Annotated region listings:
──────────

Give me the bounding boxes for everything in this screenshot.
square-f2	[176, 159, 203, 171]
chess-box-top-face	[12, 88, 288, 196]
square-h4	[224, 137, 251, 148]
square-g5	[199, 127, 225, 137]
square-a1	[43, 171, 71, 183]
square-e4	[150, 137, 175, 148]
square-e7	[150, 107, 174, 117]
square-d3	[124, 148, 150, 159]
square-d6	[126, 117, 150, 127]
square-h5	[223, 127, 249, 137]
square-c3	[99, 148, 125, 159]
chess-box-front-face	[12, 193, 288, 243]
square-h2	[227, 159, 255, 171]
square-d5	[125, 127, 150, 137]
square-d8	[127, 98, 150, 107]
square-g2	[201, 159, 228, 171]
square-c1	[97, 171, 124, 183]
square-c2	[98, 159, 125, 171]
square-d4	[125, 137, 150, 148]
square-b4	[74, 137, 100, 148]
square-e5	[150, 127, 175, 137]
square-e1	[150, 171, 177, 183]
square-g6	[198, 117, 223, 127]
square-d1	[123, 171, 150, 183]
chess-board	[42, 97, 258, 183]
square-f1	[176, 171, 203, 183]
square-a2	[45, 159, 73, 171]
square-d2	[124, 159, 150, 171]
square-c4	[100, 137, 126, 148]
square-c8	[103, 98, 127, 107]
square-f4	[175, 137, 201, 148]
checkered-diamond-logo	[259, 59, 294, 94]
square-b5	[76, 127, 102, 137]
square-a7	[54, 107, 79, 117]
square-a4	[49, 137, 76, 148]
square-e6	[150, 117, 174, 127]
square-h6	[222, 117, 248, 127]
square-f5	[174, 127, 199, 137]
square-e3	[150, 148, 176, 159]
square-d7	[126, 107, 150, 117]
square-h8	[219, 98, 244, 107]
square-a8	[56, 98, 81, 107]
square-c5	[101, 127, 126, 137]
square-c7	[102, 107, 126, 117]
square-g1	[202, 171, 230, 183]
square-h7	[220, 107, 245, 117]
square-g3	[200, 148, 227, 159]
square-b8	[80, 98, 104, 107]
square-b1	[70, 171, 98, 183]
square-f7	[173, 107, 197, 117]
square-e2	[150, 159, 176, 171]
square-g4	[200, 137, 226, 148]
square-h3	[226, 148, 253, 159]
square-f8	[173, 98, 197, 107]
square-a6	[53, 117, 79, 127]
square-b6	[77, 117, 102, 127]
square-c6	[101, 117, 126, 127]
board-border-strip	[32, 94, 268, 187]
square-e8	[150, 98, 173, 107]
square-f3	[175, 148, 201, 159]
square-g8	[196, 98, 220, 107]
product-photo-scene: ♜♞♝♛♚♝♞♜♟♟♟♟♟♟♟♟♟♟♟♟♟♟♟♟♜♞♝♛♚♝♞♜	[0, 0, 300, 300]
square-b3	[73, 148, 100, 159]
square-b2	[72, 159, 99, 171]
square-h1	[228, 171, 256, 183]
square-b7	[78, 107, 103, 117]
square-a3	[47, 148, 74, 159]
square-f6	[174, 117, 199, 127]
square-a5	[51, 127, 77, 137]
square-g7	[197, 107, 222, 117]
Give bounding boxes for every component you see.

──────────

### Goal of the exercise
Turn the part of the listing that runs from its first line through the line containing "137, 175, 148]" into a numbered list, skipping any blank lines.

### Answer for this exercise
1. Give me the bounding boxes for everything in this screenshot.
2. square-f2	[176, 159, 203, 171]
3. chess-box-top-face	[12, 88, 288, 196]
4. square-h4	[224, 137, 251, 148]
5. square-g5	[199, 127, 225, 137]
6. square-a1	[43, 171, 71, 183]
7. square-e4	[150, 137, 175, 148]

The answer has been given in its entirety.